▶ **TASK TO COMPLETE**:
Check each line of the records below and collect those that include the word "ylabel".

▶ **EXERCISE INPUTS**:
Start
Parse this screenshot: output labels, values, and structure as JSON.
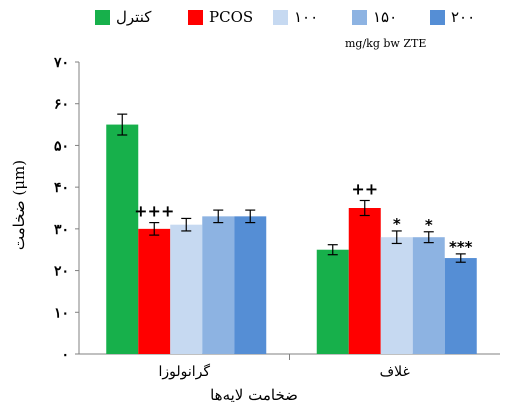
{
  "chart_data": {
    "type": "bar",
    "categories": [
      "گرانولوزا",
      "غلاف"
    ],
    "series": [
      {
        "name": "کنترل",
        "color": "#17b04b",
        "values": [
          55,
          25
        ],
        "errors": [
          2.5,
          1.2
        ],
        "marks": [
          "",
          ""
        ]
      },
      {
        "name": "PCOS",
        "color": "#ff0000",
        "values": [
          30,
          35
        ],
        "errors": [
          1.5,
          1.8
        ],
        "marks": [
          "+++",
          "++"
        ]
      },
      {
        "name": "۱۰۰",
        "color": "#c6d9f1",
        "values": [
          31,
          28
        ],
        "errors": [
          1.5,
          1.5
        ],
        "marks": [
          "",
          "*"
        ]
      },
      {
        "name": "۱۵۰",
        "color": "#8db3e2",
        "values": [
          33,
          28
        ],
        "errors": [
          1.5,
          1.3
        ],
        "marks": [
          "",
          "*"
        ]
      },
      {
        "name": "۲۰۰",
        "color": "#558ed5",
        "values": [
          33,
          23
        ],
        "errors": [
          1.5,
          1.0
        ],
        "marks": [
          "",
          "***"
        ]
      }
    ],
    "legend_subtitle": "mg/kg bw ZTE",
    "ylabel": "ضخامت (μm)",
    "xlabel": "ضخامت لایه‌ها",
    "ylim": [
      0,
      70
    ],
    "yticks": [
      0,
      10,
      20,
      30,
      40,
      50,
      60,
      70
    ],
    "ytick_labels": [
      "۰",
      "۱۰",
      "۲۰",
      "۳۰",
      "۴۰",
      "۵۰",
      "۶۰",
      "۷۰"
    ],
    "grid": false,
    "legend_position": "top"
  }
}
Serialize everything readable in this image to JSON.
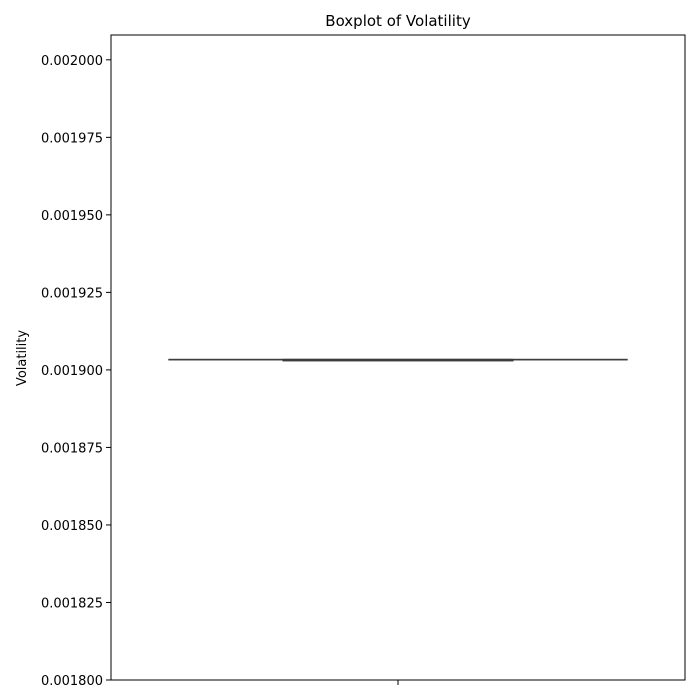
{
  "chart_data": {
    "type": "box",
    "title": "Boxplot of Volatility",
    "xlabel": "",
    "ylabel": "Volatility",
    "ylim": [
      0.0018,
      0.002008
    ],
    "yticks": [
      0.0018,
      0.001825,
      0.00185,
      0.001875,
      0.0019,
      0.001925,
      0.00195,
      0.001975,
      0.002
    ],
    "ytick_labels": [
      "0.001800",
      "0.001825",
      "0.001850",
      "0.001875",
      "0.001900",
      "0.001925",
      "0.001950",
      "0.001975",
      "0.002000"
    ],
    "grid": false,
    "boxes": [
      {
        "min": 0.0019033,
        "q1": 0.0019033,
        "median": 0.0019033,
        "q3": 0.0019033,
        "max": 0.0019033
      }
    ],
    "colors": {
      "box_line": "#3d3d3d",
      "axis": "#000000"
    }
  }
}
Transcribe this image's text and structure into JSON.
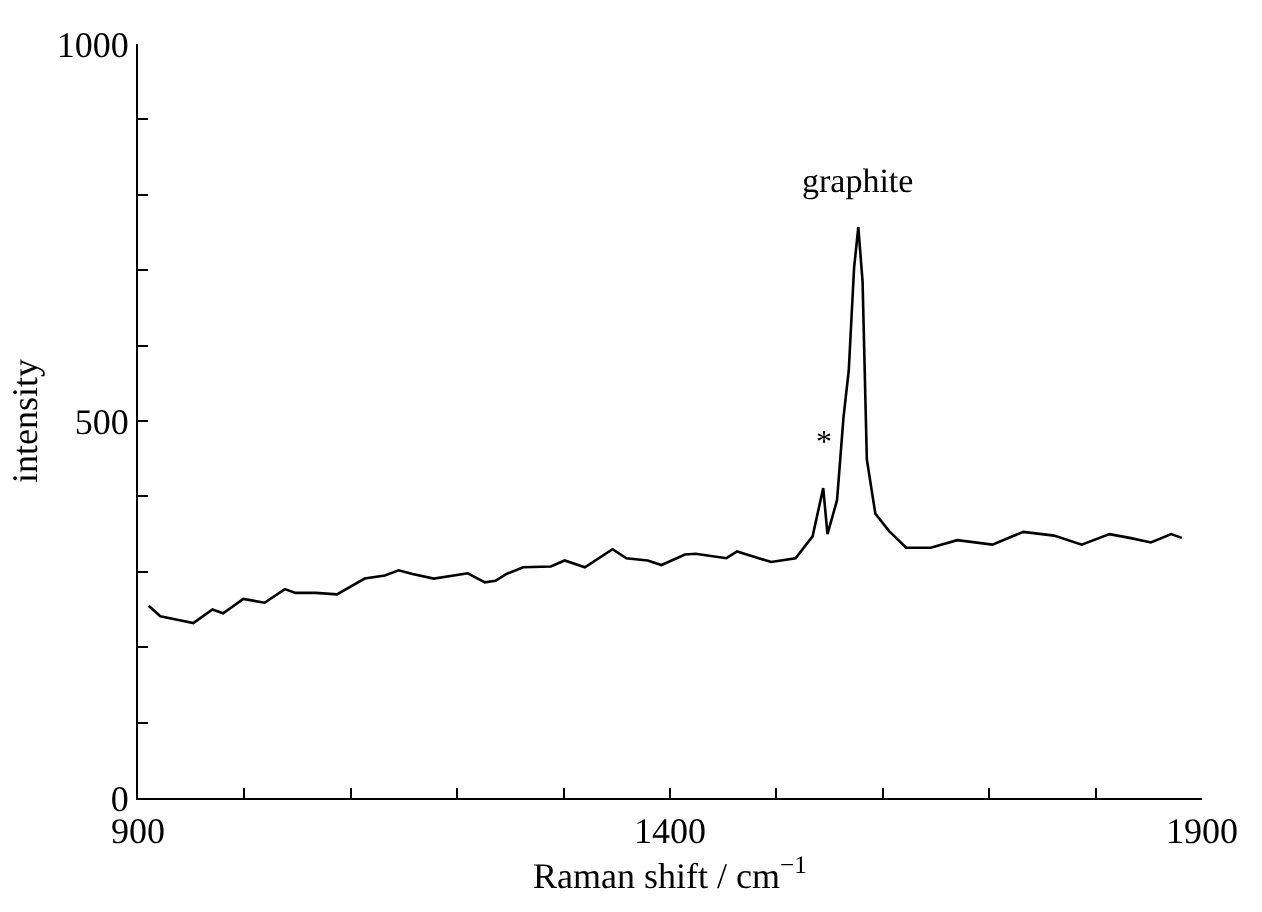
{
  "chart_data": {
    "type": "line",
    "xlabel": "Raman shift / cm$^{−1}$",
    "ylabel": "intensity",
    "x": [
      910,
      921,
      938,
      952,
      970,
      980,
      999,
      1019,
      1038,
      1048,
      1067,
      1087,
      1113,
      1132,
      1145,
      1158,
      1178,
      1210,
      1226,
      1236,
      1246,
      1262,
      1288,
      1301,
      1320,
      1346,
      1359,
      1379,
      1392,
      1414,
      1424,
      1453,
      1463,
      1495,
      1518,
      1534,
      1544,
      1548,
      1557,
      1563,
      1568,
      1573,
      1577,
      1581,
      1585,
      1593,
      1606,
      1622,
      1645,
      1670,
      1703,
      1732,
      1761,
      1787,
      1813,
      1832,
      1852,
      1871,
      1881
    ],
    "series": [
      {
        "color": "#000000",
        "values": [
          255,
          241,
          236,
          232,
          250,
          245,
          264,
          259,
          277,
          272,
          272,
          270,
          291,
          295,
          302,
          297,
          291,
          298,
          286,
          288,
          297,
          306,
          307,
          315,
          306,
          330,
          318,
          315,
          309,
          323,
          324,
          318,
          327,
          313,
          318,
          347,
          411,
          350,
          395,
          504,
          567,
          703,
          757,
          685,
          449,
          377,
          354,
          332,
          332,
          342,
          336,
          353,
          348,
          336,
          350,
          345,
          339,
          350,
          345
        ]
      }
    ],
    "annotations": [
      {
        "text": "graphite",
        "x": 1577,
        "y": 757
      },
      {
        "text": "*",
        "x": 1544,
        "y": 411
      }
    ],
    "xlim": [
      900,
      1900
    ],
    "ylim": [
      0,
      1000
    ],
    "xticks": [
      900,
      {
        "value": 1000,
        "label": null
      },
      {
        "value": 1100,
        "label": null
      },
      {
        "value": 1200,
        "label": null
      },
      {
        "value": 1300,
        "label": null
      },
      1400,
      {
        "value": 1500,
        "label": null
      },
      {
        "value": 1600,
        "label": null
      },
      {
        "value": 1700,
        "label": null
      },
      {
        "value": 1800,
        "label": null
      },
      1900
    ],
    "yticks": [
      0,
      {
        "value": 100,
        "label": null
      },
      {
        "value": 200,
        "label": null
      },
      {
        "value": 300,
        "label": null
      },
      {
        "value": 400,
        "label": null
      },
      500,
      {
        "value": 600,
        "label": null
      },
      {
        "value": 700,
        "label": null
      },
      {
        "value": 800,
        "label": null
      },
      {
        "value": 900,
        "label": null
      },
      1000
    ],
    "marker": "none",
    "line_style": "solid"
  }
}
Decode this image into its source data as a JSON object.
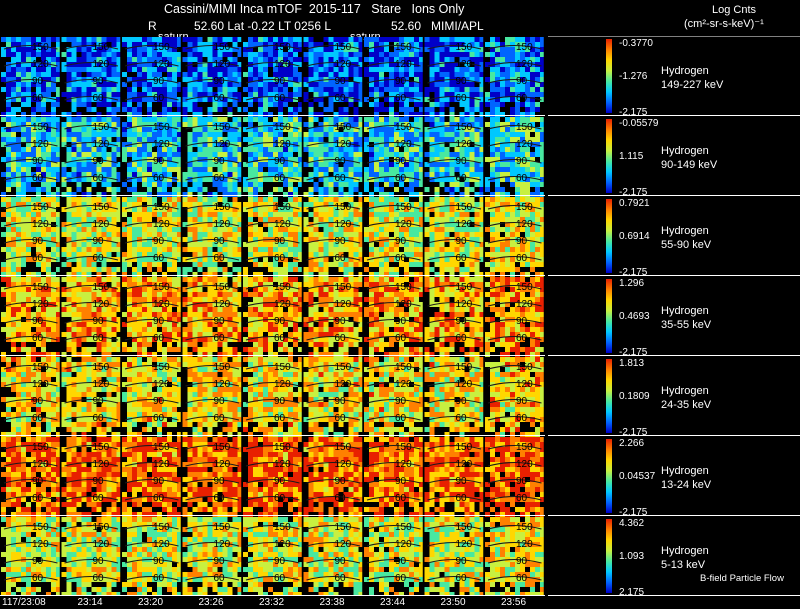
{
  "header": {
    "title": "Cassini/MIMI Inca mTOF  2015-117   Stare   Ions Only",
    "r_label": "R",
    "position_a": "52.60 Lat -0.22 LT 0256 L",
    "position_b": "52.60   MIMI/APL",
    "saturn_label": "saturn"
  },
  "legend": {
    "title": "Log Cnts",
    "units": "(cm²-sr-s-keV)⁻¹"
  },
  "footer": {
    "bfield_label": "B-field Particle Flow"
  },
  "chart_data": {
    "type": "heatmap",
    "time_ticks": [
      "117/23:08",
      "23:14",
      "23:20",
      "23:26",
      "23:32",
      "23:38",
      "23:44",
      "23:50",
      "23:56"
    ],
    "latitude_contours": [
      "150",
      "120",
      "90",
      "60"
    ],
    "panels": [
      {
        "species": "Hydrogen",
        "energy": "149-227 keV",
        "max_label": "-0.3770",
        "mid_label": "-1.276",
        "min_label": "-2.175",
        "intensity": 0.18
      },
      {
        "species": "Hydrogen",
        "energy": "90-149 keV",
        "max_label": "-0.05579",
        "mid_label": "1.115",
        "min_label": "-2.175",
        "intensity": 0.34
      },
      {
        "species": "Hydrogen",
        "energy": "55-90 keV",
        "max_label": "0.7921",
        "mid_label": "0.6914",
        "min_label": "-2.175",
        "intensity": 0.6
      },
      {
        "species": "Hydrogen",
        "energy": "35-55 keV",
        "max_label": "1.296",
        "mid_label": "0.4693",
        "min_label": "-2.175",
        "intensity": 0.74
      },
      {
        "species": "Hydrogen",
        "energy": "24-35 keV",
        "max_label": "1.813",
        "mid_label": "0.1809",
        "min_label": "-2.175",
        "intensity": 0.66
      },
      {
        "species": "Hydrogen",
        "energy": "13-24 keV",
        "max_label": "2.266",
        "mid_label": "0.04537",
        "min_label": "-2.175",
        "intensity": 0.84
      },
      {
        "species": "Hydrogen",
        "energy": "5-13 keV",
        "max_label": "4.362",
        "mid_label": "1.093",
        "min_label": "2.175",
        "intensity": 0.6
      }
    ]
  },
  "colors": {
    "background": "#000000",
    "separator": "#ffffff",
    "contour": "#1a1a1a",
    "colormap": [
      "#0000c8",
      "#0064ff",
      "#00c8ff",
      "#48e8a0",
      "#c8f040",
      "#ffd700",
      "#ff8000",
      "#e82000"
    ]
  }
}
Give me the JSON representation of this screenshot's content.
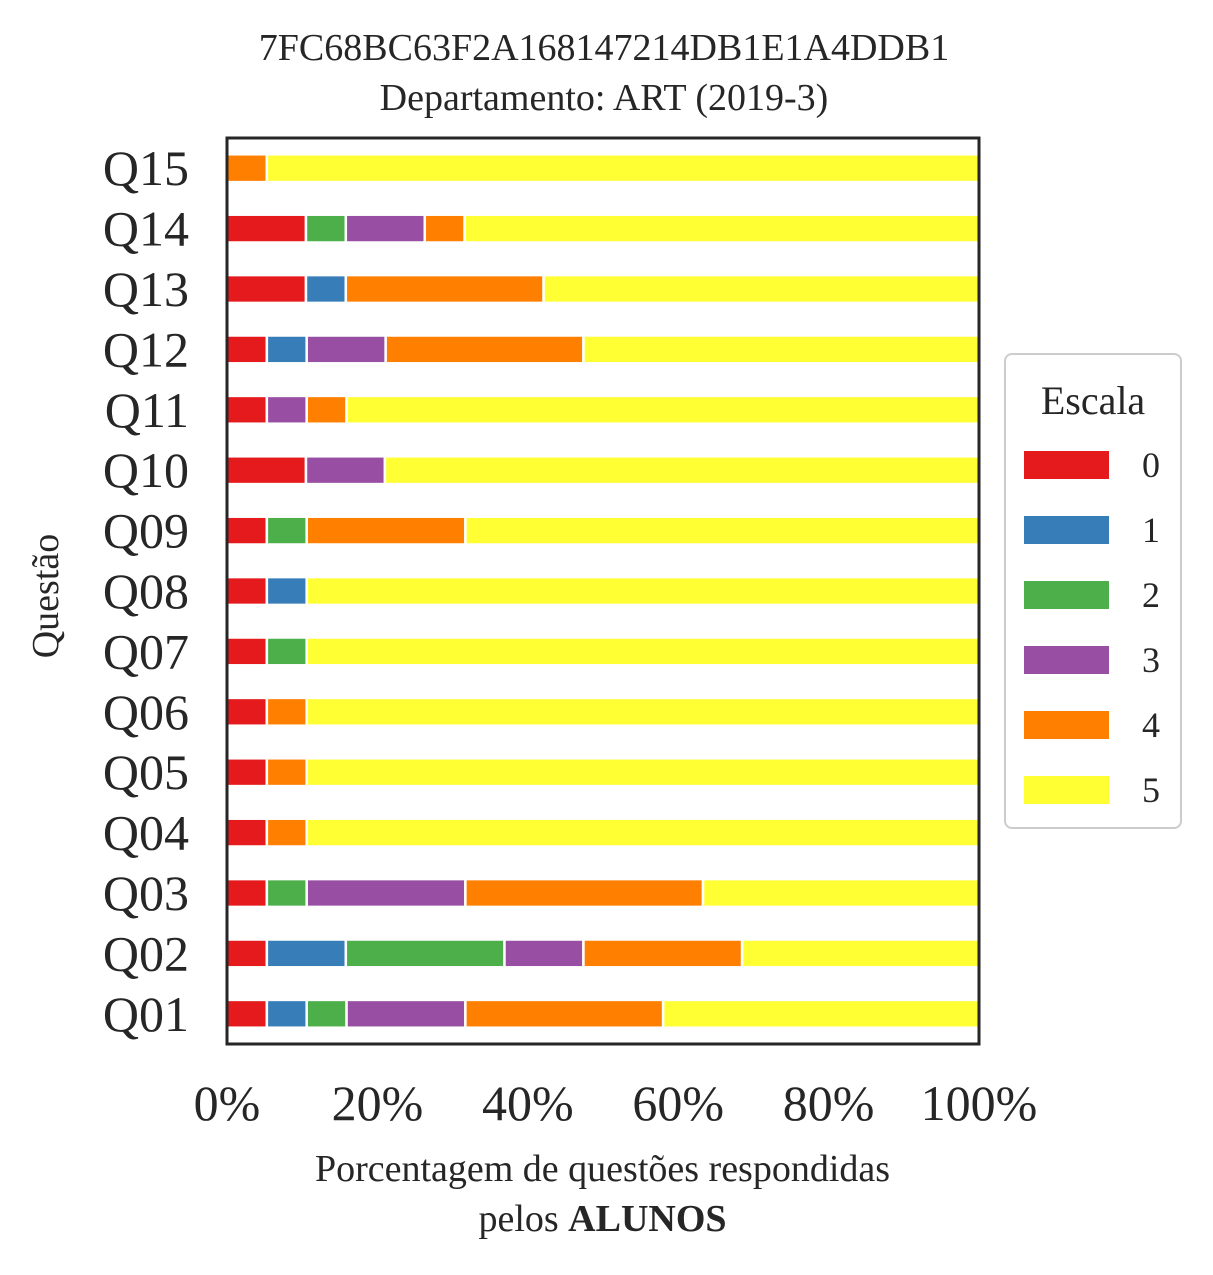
{
  "chart_data": {
    "type": "bar",
    "orientation": "horizontal",
    "stacked": true,
    "title_line1": "7FC68BC63F2A168147214DB1E1A4DDB1",
    "title_line2": "Departamento: ART (2019-3)",
    "xlabel_line1": "Porcentagem de questões respondidas",
    "xlabel_line2_prefix": "pelos ",
    "xlabel_line2_bold": "ALUNOS",
    "ylabel": "Questão",
    "xlim": [
      0,
      100
    ],
    "xticks": [
      "0%",
      "20%",
      "40%",
      "60%",
      "80%",
      "100%"
    ],
    "categories": [
      "Q01",
      "Q02",
      "Q03",
      "Q04",
      "Q05",
      "Q06",
      "Q07",
      "Q08",
      "Q09",
      "Q10",
      "Q11",
      "Q12",
      "Q13",
      "Q14",
      "Q15"
    ],
    "legend_title": "Escala",
    "legend_position": "right",
    "series": [
      {
        "name": "0",
        "color": "#e41a1c",
        "values": [
          5.3,
          5.3,
          5.3,
          5.3,
          5.3,
          5.3,
          5.3,
          5.3,
          5.3,
          10.5,
          5.3,
          5.3,
          10.5,
          10.5,
          0
        ]
      },
      {
        "name": "1",
        "color": "#377eb8",
        "values": [
          5.3,
          10.5,
          0,
          0,
          0,
          0,
          0,
          5.3,
          0,
          0,
          0,
          5.3,
          5.3,
          0,
          0
        ]
      },
      {
        "name": "2",
        "color": "#4daf4a",
        "values": [
          5.3,
          21.1,
          5.3,
          0,
          0,
          0,
          5.3,
          0,
          5.3,
          0,
          0,
          0,
          0,
          5.3,
          0
        ]
      },
      {
        "name": "3",
        "color": "#984ea3",
        "values": [
          15.8,
          10.5,
          21.1,
          0,
          0,
          0,
          0,
          0,
          0,
          10.5,
          5.3,
          10.5,
          0,
          10.5,
          0
        ]
      },
      {
        "name": "4",
        "color": "#ff7f00",
        "values": [
          26.3,
          21.1,
          31.6,
          5.3,
          5.3,
          5.3,
          0,
          0,
          21.1,
          0,
          5.3,
          26.3,
          26.3,
          5.3,
          5.3
        ]
      },
      {
        "name": "5",
        "color": "#ffff33",
        "values": [
          42.0,
          31.5,
          36.7,
          89.4,
          89.4,
          89.4,
          89.4,
          89.4,
          68.3,
          79.0,
          84.1,
          52.6,
          57.9,
          68.4,
          94.7
        ]
      }
    ]
  }
}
End
▶ **REPLY TO THE TASK**:
    "ylabel": "ضخامت (μm)",
    "ylabel": "Volatility",
    "ylabel": "intensity",
    "ylabel": "Questão",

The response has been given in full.